▶ _TO BE DONE_
Your task is to repeat all of the data exactly while excluding the pictures.

▶ _THE INPUT_
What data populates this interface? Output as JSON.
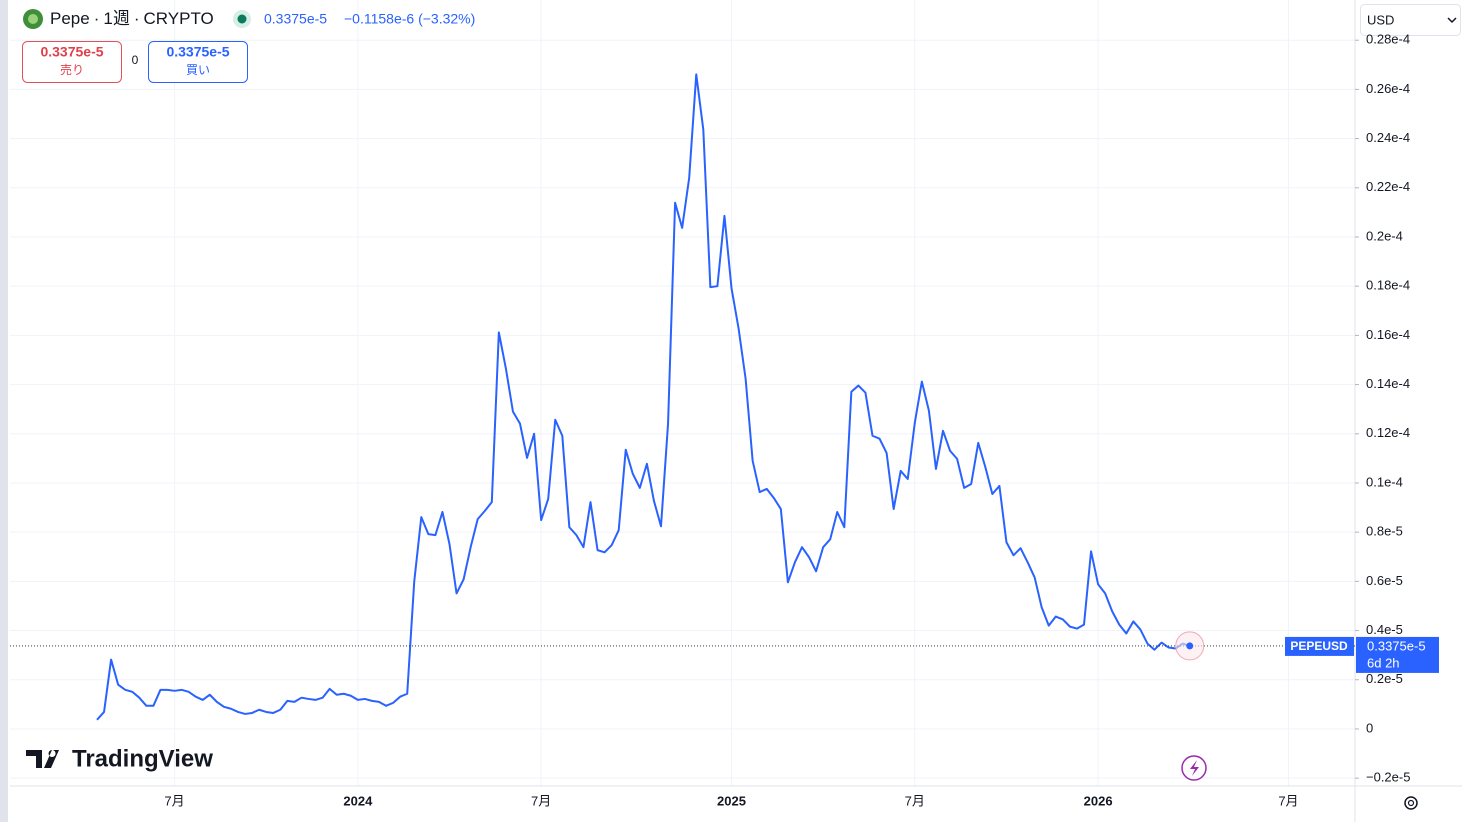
{
  "header": {
    "symbol": "Pepe",
    "interval": "1週",
    "exchange": "CRYPTO",
    "separator": "·",
    "price": "0.3375e-5",
    "change": "−0.1158e-6 (−3.32%)",
    "currency": "USD"
  },
  "trade": {
    "sell_price": "0.3375e-5",
    "sell_label": "売り",
    "spread": "0",
    "buy_price": "0.3375e-5",
    "buy_label": "買い"
  },
  "branding": "TradingView",
  "chart_data": {
    "type": "line",
    "categories": [
      null,
      null,
      null,
      null,
      null,
      null,
      null,
      null,
      null,
      null,
      null,
      "7月",
      null,
      null,
      null,
      null,
      null,
      null,
      null,
      null,
      null,
      null,
      null,
      null,
      null,
      null,
      null,
      null,
      null,
      null,
      null,
      null,
      null,
      null,
      null,
      null,
      null,
      "2024",
      null,
      null,
      null,
      null,
      null,
      null,
      null,
      null,
      null,
      null,
      null,
      null,
      null,
      null,
      null,
      null,
      null,
      null,
      null,
      null,
      null,
      null,
      null,
      null,
      null,
      "7月",
      null,
      null,
      null,
      null,
      null,
      null,
      null,
      null,
      null,
      null,
      null,
      null,
      null,
      null,
      null,
      null,
      null,
      null,
      null,
      null,
      null,
      null,
      null,
      null,
      null,
      null,
      "2025",
      null,
      null,
      null,
      null,
      null,
      null,
      null,
      null,
      null,
      null,
      null,
      null,
      null,
      null,
      null,
      null,
      null,
      null,
      null,
      null,
      null,
      null,
      null,
      null,
      null,
      "7月",
      null,
      null,
      null,
      null,
      null,
      null,
      null,
      null,
      null,
      null,
      null,
      null,
      null,
      null,
      null,
      null,
      null,
      null,
      null,
      null,
      null,
      null,
      null,
      null,
      null,
      "2026",
      null,
      null,
      null,
      null,
      null,
      null,
      null,
      null,
      null,
      null,
      null,
      null,
      null,
      null,
      null,
      null,
      null,
      null,
      null,
      null,
      null,
      null,
      null,
      null,
      null,
      null,
      "7月"
    ],
    "series": [
      {
        "name": "PEPEUSD",
        "color": "#2962ff",
        "values": [
          3.7e-07,
          6.9e-07,
          2.82e-06,
          1.8e-06,
          1.59e-06,
          1.51e-06,
          1.27e-06,
          9.4e-07,
          9.4e-07,
          1.59e-06,
          1.59e-06,
          1.55e-06,
          1.59e-06,
          1.51e-06,
          1.31e-06,
          1.18e-06,
          1.39e-06,
          1.1e-06,
          9e-07,
          8.2e-07,
          6.9e-07,
          6.1e-07,
          6.5e-07,
          7.8e-07,
          6.9e-07,
          6.5e-07,
          7.8e-07,
          1.14e-06,
          1.1e-06,
          1.27e-06,
          1.22e-06,
          1.18e-06,
          1.27e-06,
          1.63e-06,
          1.39e-06,
          1.43e-06,
          1.35e-06,
          1.18e-06,
          1.22e-06,
          1.14e-06,
          1.1e-06,
          9.4e-07,
          1.06e-06,
          1.31e-06,
          1.43e-06,
          6e-06,
          8.61e-06,
          7.92e-06,
          7.88e-06,
          8.82e-06,
          7.51e-06,
          5.51e-06,
          6.08e-06,
          7.39e-06,
          8.53e-06,
          8.86e-06,
          9.22e-06,
          1.612e-05,
          1.465e-05,
          1.29e-05,
          1.241e-05,
          1.102e-05,
          1.2e-05,
          8.49e-06,
          9.35e-06,
          1.257e-05,
          1.192e-05,
          8.2e-06,
          7.88e-06,
          7.39e-06,
          9.22e-06,
          7.27e-06,
          7.18e-06,
          7.47e-06,
          8.08e-06,
          1.135e-05,
          1.037e-05,
          9.8e-06,
          1.078e-05,
          9.27e-06,
          8.24e-06,
          1.241e-05,
          2.139e-05,
          2.037e-05,
          2.241e-05,
          2.661e-05,
          2.437e-05,
          1.796e-05,
          1.8e-05,
          2.086e-05,
          1.792e-05,
          1.629e-05,
          1.424e-05,
          1.09e-05,
          9.63e-06,
          9.76e-06,
          9.39e-06,
          8.94e-06,
          5.96e-06,
          6.78e-06,
          7.39e-06,
          6.98e-06,
          6.41e-06,
          7.39e-06,
          7.71e-06,
          8.82e-06,
          8.2e-06,
          1.371e-05,
          1.396e-05,
          1.367e-05,
          1.192e-05,
          1.18e-05,
          1.122e-05,
          8.94e-06,
          1.049e-05,
          1.016e-05,
          1.245e-05,
          1.412e-05,
          1.294e-05,
          1.057e-05,
          1.212e-05,
          1.131e-05,
          1.098e-05,
          9.8e-06,
          9.96e-06,
          1.163e-05,
          1.065e-05,
          9.55e-06,
          9.88e-06,
          7.59e-06,
          7.06e-06,
          7.35e-06,
          6.78e-06,
          6.16e-06,
          4.94e-06,
          4.2e-06,
          4.57e-06,
          4.45e-06,
          4.16e-06,
          4.08e-06,
          4.24e-06,
          7.22e-06,
          5.88e-06,
          5.51e-06,
          4.78e-06,
          4.24e-06,
          3.88e-06,
          4.37e-06,
          4.04e-06,
          3.47e-06,
          3.22e-06,
          3.51e-06,
          3.31e-06,
          3.27e-06,
          3.47e-06,
          3.375e-06,
          null,
          null,
          null,
          null,
          null,
          null,
          null,
          null,
          null,
          null,
          null,
          null,
          null,
          null
        ]
      }
    ],
    "price_tag": {
      "price": "0.3375e-5",
      "countdown": "6d 2h"
    },
    "ylim": [
      -2.32e-06,
      2.809e-05
    ],
    "yticks": [
      {
        "value": 2.8e-05,
        "label": "0.28e-4"
      },
      {
        "value": 2.6e-05,
        "label": "0.26e-4"
      },
      {
        "value": 2.4e-05,
        "label": "0.24e-4"
      },
      {
        "value": 2.2e-05,
        "label": "0.22e-4"
      },
      {
        "value": 2e-05,
        "label": "0.2e-4"
      },
      {
        "value": 1.8e-05,
        "label": "0.18e-4"
      },
      {
        "value": 1.6e-05,
        "label": "0.16e-4"
      },
      {
        "value": 1.4e-05,
        "label": "0.14e-4"
      },
      {
        "value": 1.2e-05,
        "label": "0.12e-4"
      },
      {
        "value": 1e-05,
        "label": "0.1e-4"
      },
      {
        "value": 8e-06,
        "label": "0.8e-5"
      },
      {
        "value": 6e-06,
        "label": "0.6e-5"
      },
      {
        "value": 4e-06,
        "label": "0.4e-5"
      },
      {
        "value": 2e-06,
        "label": "0.2e-5"
      },
      0,
      {
        "value": -2e-06,
        "label": "−0.2e-5"
      }
    ],
    "grid": true
  }
}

▶ _THE SOLUTION_
What data populates this interface? Output as JSON.
{
  "header": {
    "symbol": "Pepe",
    "interval": "1週",
    "exchange": "CRYPTO",
    "separator": "·",
    "price": "0.3375e-5",
    "change": "−0.1158e-6 (−3.32%)",
    "currency": "USD"
  },
  "trade": {
    "sell_price": "0.3375e-5",
    "sell_label": "売り",
    "spread": "0",
    "buy_price": "0.3375e-5",
    "buy_label": "買い"
  },
  "branding": "TradingView",
  "chart_data": {
    "type": "line",
    "categories": [
      null,
      null,
      null,
      null,
      null,
      null,
      null,
      null,
      null,
      null,
      null,
      "7月",
      null,
      null,
      null,
      null,
      null,
      null,
      null,
      null,
      null,
      null,
      null,
      null,
      null,
      null,
      null,
      null,
      null,
      null,
      null,
      null,
      null,
      null,
      null,
      null,
      null,
      "2024",
      null,
      null,
      null,
      null,
      null,
      null,
      null,
      null,
      null,
      null,
      null,
      null,
      null,
      null,
      null,
      null,
      null,
      null,
      null,
      null,
      null,
      null,
      null,
      null,
      null,
      "7月",
      null,
      null,
      null,
      null,
      null,
      null,
      null,
      null,
      null,
      null,
      null,
      null,
      null,
      null,
      null,
      null,
      null,
      null,
      null,
      null,
      null,
      null,
      null,
      null,
      null,
      null,
      "2025",
      null,
      null,
      null,
      null,
      null,
      null,
      null,
      null,
      null,
      null,
      null,
      null,
      null,
      null,
      null,
      null,
      null,
      null,
      null,
      null,
      null,
      null,
      null,
      null,
      null,
      "7月",
      null,
      null,
      null,
      null,
      null,
      null,
      null,
      null,
      null,
      null,
      null,
      null,
      null,
      null,
      null,
      null,
      null,
      null,
      null,
      null,
      null,
      null,
      null,
      null,
      null,
      "2026",
      null,
      null,
      null,
      null,
      null,
      null,
      null,
      null,
      null,
      null,
      null,
      null,
      null,
      null,
      null,
      null,
      null,
      null,
      null,
      null,
      null,
      null,
      null,
      null,
      null,
      null,
      "7月"
    ],
    "series": [
      {
        "name": "PEPEUSD",
        "color": "#2962ff",
        "values": [
          3.7e-07,
          6.9e-07,
          2.82e-06,
          1.8e-06,
          1.59e-06,
          1.51e-06,
          1.27e-06,
          9.4e-07,
          9.4e-07,
          1.59e-06,
          1.59e-06,
          1.55e-06,
          1.59e-06,
          1.51e-06,
          1.31e-06,
          1.18e-06,
          1.39e-06,
          1.1e-06,
          9e-07,
          8.2e-07,
          6.9e-07,
          6.1e-07,
          6.5e-07,
          7.8e-07,
          6.9e-07,
          6.5e-07,
          7.8e-07,
          1.14e-06,
          1.1e-06,
          1.27e-06,
          1.22e-06,
          1.18e-06,
          1.27e-06,
          1.63e-06,
          1.39e-06,
          1.43e-06,
          1.35e-06,
          1.18e-06,
          1.22e-06,
          1.14e-06,
          1.1e-06,
          9.4e-07,
          1.06e-06,
          1.31e-06,
          1.43e-06,
          6e-06,
          8.61e-06,
          7.92e-06,
          7.88e-06,
          8.82e-06,
          7.51e-06,
          5.51e-06,
          6.08e-06,
          7.39e-06,
          8.53e-06,
          8.86e-06,
          9.22e-06,
          1.612e-05,
          1.465e-05,
          1.29e-05,
          1.241e-05,
          1.102e-05,
          1.2e-05,
          8.49e-06,
          9.35e-06,
          1.257e-05,
          1.192e-05,
          8.2e-06,
          7.88e-06,
          7.39e-06,
          9.22e-06,
          7.27e-06,
          7.18e-06,
          7.47e-06,
          8.08e-06,
          1.135e-05,
          1.037e-05,
          9.8e-06,
          1.078e-05,
          9.27e-06,
          8.24e-06,
          1.241e-05,
          2.139e-05,
          2.037e-05,
          2.241e-05,
          2.661e-05,
          2.437e-05,
          1.796e-05,
          1.8e-05,
          2.086e-05,
          1.792e-05,
          1.629e-05,
          1.424e-05,
          1.09e-05,
          9.63e-06,
          9.76e-06,
          9.39e-06,
          8.94e-06,
          5.96e-06,
          6.78e-06,
          7.39e-06,
          6.98e-06,
          6.41e-06,
          7.39e-06,
          7.71e-06,
          8.82e-06,
          8.2e-06,
          1.371e-05,
          1.396e-05,
          1.367e-05,
          1.192e-05,
          1.18e-05,
          1.122e-05,
          8.94e-06,
          1.049e-05,
          1.016e-05,
          1.245e-05,
          1.412e-05,
          1.294e-05,
          1.057e-05,
          1.212e-05,
          1.131e-05,
          1.098e-05,
          9.8e-06,
          9.96e-06,
          1.163e-05,
          1.065e-05,
          9.55e-06,
          9.88e-06,
          7.59e-06,
          7.06e-06,
          7.35e-06,
          6.78e-06,
          6.16e-06,
          4.94e-06,
          4.2e-06,
          4.57e-06,
          4.45e-06,
          4.16e-06,
          4.08e-06,
          4.24e-06,
          7.22e-06,
          5.88e-06,
          5.51e-06,
          4.78e-06,
          4.24e-06,
          3.88e-06,
          4.37e-06,
          4.04e-06,
          3.47e-06,
          3.22e-06,
          3.51e-06,
          3.31e-06,
          3.27e-06,
          3.47e-06,
          3.375e-06,
          null,
          null,
          null,
          null,
          null,
          null,
          null,
          null,
          null,
          null,
          null,
          null,
          null,
          null
        ]
      }
    ],
    "price_tag": {
      "price": "0.3375e-5",
      "countdown": "6d 2h"
    },
    "ylim": [
      -2.32e-06,
      2.809e-05
    ],
    "yticks": [
      {
        "value": 2.8e-05,
        "label": "0.28e-4"
      },
      {
        "value": 2.6e-05,
        "label": "0.26e-4"
      },
      {
        "value": 2.4e-05,
        "label": "0.24e-4"
      },
      {
        "value": 2.2e-05,
        "label": "0.22e-4"
      },
      {
        "value": 2e-05,
        "label": "0.2e-4"
      },
      {
        "value": 1.8e-05,
        "label": "0.18e-4"
      },
      {
        "value": 1.6e-05,
        "label": "0.16e-4"
      },
      {
        "value": 1.4e-05,
        "label": "0.14e-4"
      },
      {
        "value": 1.2e-05,
        "label": "0.12e-4"
      },
      {
        "value": 1e-05,
        "label": "0.1e-4"
      },
      {
        "value": 8e-06,
        "label": "0.8e-5"
      },
      {
        "value": 6e-06,
        "label": "0.6e-5"
      },
      {
        "value": 4e-06,
        "label": "0.4e-5"
      },
      {
        "value": 2e-06,
        "label": "0.2e-5"
      },
      0,
      {
        "value": -2e-06,
        "label": "−0.2e-5"
      }
    ],
    "grid": true
  }
}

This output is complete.